* BEGIN Exercise input *
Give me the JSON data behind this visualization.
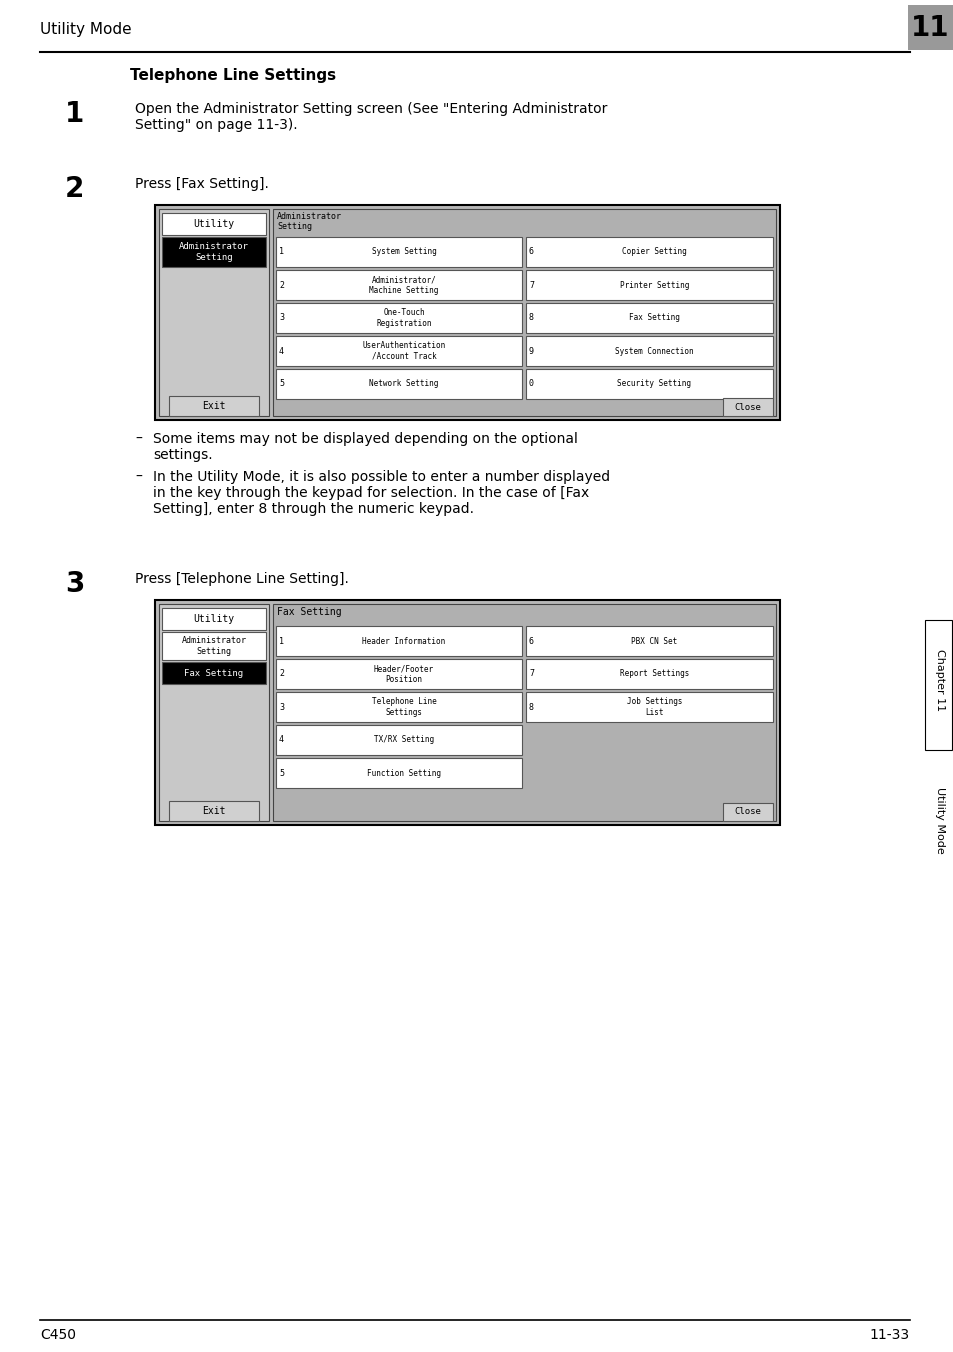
{
  "title_header": "Utility Mode",
  "chapter_num": "11",
  "footer_left": "C450",
  "footer_right": "11-33",
  "section_title": "Telephone Line Settings",
  "step1_num": "1",
  "step1_text": "Open the Administrator Setting screen (See \"Entering Administrator\nSetting\" on page 11-3).",
  "step2_num": "2",
  "step2_text": "Press [Fax Setting].",
  "step3_num": "3",
  "step3_text": "Press [Telephone Line Setting].",
  "bullet1": "Some items may not be displayed depending on the optional\nsettings.",
  "bullet2": "In the Utility Mode, it is also possible to enter a number displayed\nin the key through the keypad for selection. In the case of [Fax\nSetting], enter 8 through the numeric keypad.",
  "screen1_left_btn1": "Utility",
  "screen1_left_btn2": "Administrator\nSetting",
  "screen1_exit": "Exit",
  "screen1_title": "Administrator\nSetting",
  "screen1_btns_left": [
    {
      "num": "1",
      "label": "System Setting"
    },
    {
      "num": "2",
      "label": "Administrator/\nMachine Setting"
    },
    {
      "num": "3",
      "label": "One-Touch\nRegistration"
    },
    {
      "num": "4",
      "label": "UserAuthentication\n/Account Track"
    },
    {
      "num": "5",
      "label": "Network Setting"
    }
  ],
  "screen1_btns_right": [
    {
      "num": "6",
      "label": "Copier Setting"
    },
    {
      "num": "7",
      "label": "Printer Setting"
    },
    {
      "num": "8",
      "label": "Fax Setting"
    },
    {
      "num": "9",
      "label": "System Connection"
    },
    {
      "num": "0",
      "label": "Security Setting"
    }
  ],
  "screen1_close": "Close",
  "screen2_left_btn1": "Utility",
  "screen2_left_btn2": "Administrator\nSetting",
  "screen2_left_btn3": "Fax Setting",
  "screen2_exit": "Exit",
  "screen2_title": "Fax Setting",
  "screen2_btns_left": [
    {
      "num": "1",
      "label": "Header Information"
    },
    {
      "num": "2",
      "label": "Header/Footer\nPosition"
    },
    {
      "num": "3",
      "label": "Telephone Line\nSettings"
    },
    {
      "num": "4",
      "label": "TX/RX Setting"
    },
    {
      "num": "5",
      "label": "Function Setting"
    }
  ],
  "screen2_btns_right": [
    {
      "num": "6",
      "label": "PBX CN Set"
    },
    {
      "num": "7",
      "label": "Report Settings"
    },
    {
      "num": "8",
      "label": "Job Settings\nList"
    }
  ],
  "screen2_close": "Close",
  "sidebar_ch": "Chapter 11",
  "sidebar_um": "Utility Mode",
  "bg_color": "#ffffff",
  "chapter_box_bg": "#999999"
}
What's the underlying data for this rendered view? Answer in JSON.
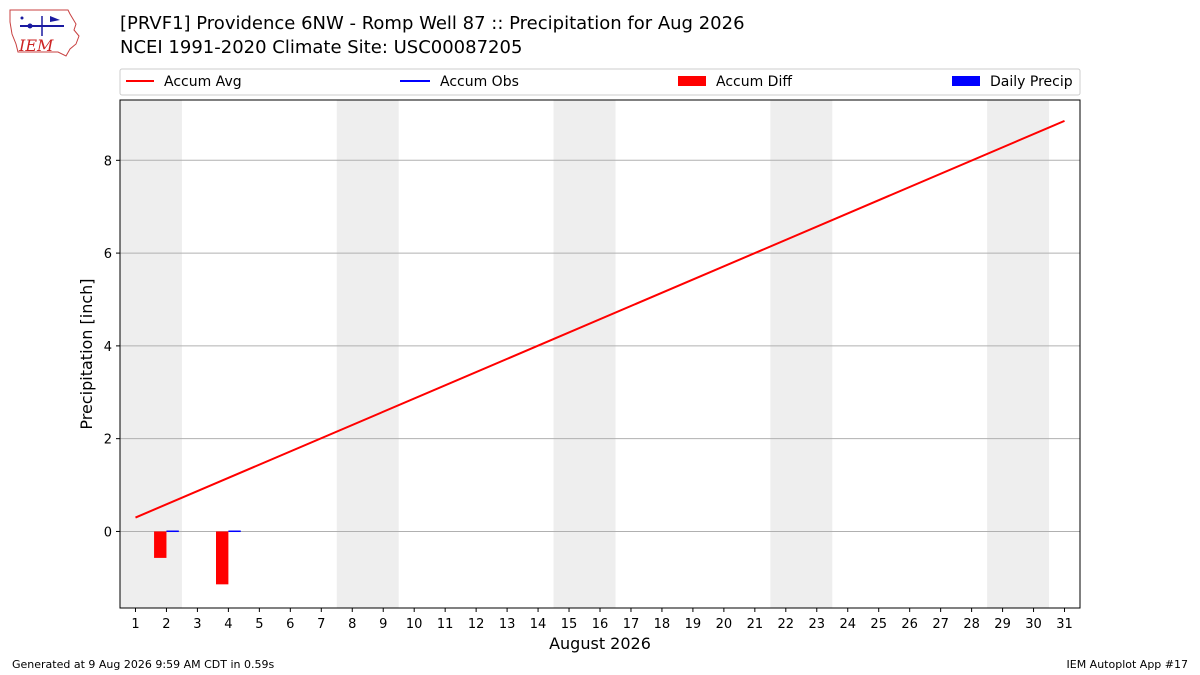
* END Exercise input *
* Instructions to follow
Pull every line containing the word "displayed" out of the material.

* Output for this exercise
  "bullet1": "Some items may not be displayed depending on the optional\nsettings.",
  "bullet2": "In the Utility Mode, it is also possible to enter a number displayed\nin the key through the keypad for selection. In the case of [Fax\nSetting], enter 8 through the numeric keypad.",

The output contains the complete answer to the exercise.